## Problem description
Starting from the line containing "Output a JSON", write out every remaining line exactly, the last one included.

## Data excerpts
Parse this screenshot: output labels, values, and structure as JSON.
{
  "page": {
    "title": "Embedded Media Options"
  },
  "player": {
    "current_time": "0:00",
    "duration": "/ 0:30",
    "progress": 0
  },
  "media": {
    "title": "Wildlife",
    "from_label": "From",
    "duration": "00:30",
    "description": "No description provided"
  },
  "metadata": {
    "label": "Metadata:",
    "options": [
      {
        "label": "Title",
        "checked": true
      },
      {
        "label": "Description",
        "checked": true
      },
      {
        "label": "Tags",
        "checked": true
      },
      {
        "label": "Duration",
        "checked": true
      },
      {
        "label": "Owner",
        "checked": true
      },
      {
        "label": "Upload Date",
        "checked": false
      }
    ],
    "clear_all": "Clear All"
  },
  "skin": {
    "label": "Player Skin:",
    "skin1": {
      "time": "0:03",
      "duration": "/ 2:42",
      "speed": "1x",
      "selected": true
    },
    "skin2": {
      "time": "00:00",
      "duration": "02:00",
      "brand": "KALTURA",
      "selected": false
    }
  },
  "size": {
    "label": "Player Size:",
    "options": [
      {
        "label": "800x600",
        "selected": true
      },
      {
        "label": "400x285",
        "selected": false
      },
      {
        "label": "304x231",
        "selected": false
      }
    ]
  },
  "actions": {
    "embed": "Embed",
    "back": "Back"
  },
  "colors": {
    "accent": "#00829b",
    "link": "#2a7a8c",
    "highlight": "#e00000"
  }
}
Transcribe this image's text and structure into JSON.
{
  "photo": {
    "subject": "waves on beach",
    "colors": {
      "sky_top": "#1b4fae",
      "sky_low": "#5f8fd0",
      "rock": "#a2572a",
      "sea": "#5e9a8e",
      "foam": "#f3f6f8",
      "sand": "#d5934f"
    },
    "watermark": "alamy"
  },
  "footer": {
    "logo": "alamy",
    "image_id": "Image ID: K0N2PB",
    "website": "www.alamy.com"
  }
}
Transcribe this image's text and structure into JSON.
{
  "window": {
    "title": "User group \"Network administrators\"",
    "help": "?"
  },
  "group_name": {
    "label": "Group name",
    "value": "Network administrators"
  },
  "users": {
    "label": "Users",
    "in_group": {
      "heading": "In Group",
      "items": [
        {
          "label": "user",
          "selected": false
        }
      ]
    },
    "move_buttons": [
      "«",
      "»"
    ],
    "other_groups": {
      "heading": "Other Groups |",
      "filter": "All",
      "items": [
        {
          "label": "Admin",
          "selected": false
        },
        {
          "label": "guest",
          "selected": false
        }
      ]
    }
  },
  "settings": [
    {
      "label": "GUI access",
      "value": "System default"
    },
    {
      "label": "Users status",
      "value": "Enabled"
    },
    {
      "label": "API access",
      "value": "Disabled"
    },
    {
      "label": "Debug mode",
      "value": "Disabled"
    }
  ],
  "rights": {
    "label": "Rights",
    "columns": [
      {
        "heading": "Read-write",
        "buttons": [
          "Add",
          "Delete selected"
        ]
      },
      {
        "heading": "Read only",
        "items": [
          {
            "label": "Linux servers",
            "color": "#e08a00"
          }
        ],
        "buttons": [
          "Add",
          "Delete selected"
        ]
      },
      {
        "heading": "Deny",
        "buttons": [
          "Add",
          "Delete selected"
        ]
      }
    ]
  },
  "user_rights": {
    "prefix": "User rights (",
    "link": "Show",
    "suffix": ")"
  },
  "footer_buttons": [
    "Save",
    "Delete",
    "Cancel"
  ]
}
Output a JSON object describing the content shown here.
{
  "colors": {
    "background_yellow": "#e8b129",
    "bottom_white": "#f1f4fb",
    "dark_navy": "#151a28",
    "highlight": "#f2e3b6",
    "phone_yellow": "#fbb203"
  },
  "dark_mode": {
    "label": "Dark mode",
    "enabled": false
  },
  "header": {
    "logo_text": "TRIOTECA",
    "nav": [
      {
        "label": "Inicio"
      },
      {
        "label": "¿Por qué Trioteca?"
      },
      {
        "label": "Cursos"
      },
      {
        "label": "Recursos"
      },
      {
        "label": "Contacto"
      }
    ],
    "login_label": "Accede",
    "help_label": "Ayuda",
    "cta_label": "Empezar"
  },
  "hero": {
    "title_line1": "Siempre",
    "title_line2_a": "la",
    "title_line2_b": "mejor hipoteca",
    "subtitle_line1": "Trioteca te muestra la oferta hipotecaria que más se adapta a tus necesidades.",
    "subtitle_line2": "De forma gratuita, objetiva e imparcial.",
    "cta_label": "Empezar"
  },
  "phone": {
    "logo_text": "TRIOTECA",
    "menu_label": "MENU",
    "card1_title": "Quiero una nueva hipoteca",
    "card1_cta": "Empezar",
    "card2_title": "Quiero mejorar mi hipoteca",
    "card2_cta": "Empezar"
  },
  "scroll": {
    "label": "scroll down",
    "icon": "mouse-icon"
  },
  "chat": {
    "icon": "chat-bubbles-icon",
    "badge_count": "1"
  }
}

## In response
Output a JSON object describing the content shown here.
{
  "colors": {
    "background_yellow": "#e8b129",
    "bottom_white": "#f1f4fb",
    "dark_navy": "#151a28",
    "highlight": "#f2e3b6",
    "phone_yellow": "#fbb203"
  },
  "dark_mode": {
    "label": "Dark mode",
    "enabled": false
  },
  "header": {
    "logo_text": "TRIOTECA",
    "nav": [
      {
        "label": "Inicio"
      },
      {
        "label": "¿Por qué Trioteca?"
      },
      {
        "label": "Cursos"
      },
      {
        "label": "Recursos"
      },
      {
        "label": "Contacto"
      }
    ],
    "login_label": "Accede",
    "help_label": "Ayuda",
    "cta_label": "Empezar"
  },
  "hero": {
    "title_line1": "Siempre",
    "title_line2_a": "la",
    "title_line2_b": "mejor hipoteca",
    "subtitle_line1": "Trioteca te muestra la oferta hipotecaria que más se adapta a tus necesidades.",
    "subtitle_line2": "De forma gratuita, objetiva e imparcial.",
    "cta_label": "Empezar"
  },
  "phone": {
    "logo_text": "TRIOTECA",
    "menu_label": "MENU",
    "card1_title": "Quiero una nueva hipoteca",
    "card1_cta": "Empezar",
    "card2_title": "Quiero mejorar mi hipoteca",
    "card2_cta": "Empezar"
  },
  "scroll": {
    "label": "scroll down",
    "icon": "mouse-icon"
  },
  "chat": {
    "icon": "chat-bubbles-icon",
    "badge_count": "1"
  }
}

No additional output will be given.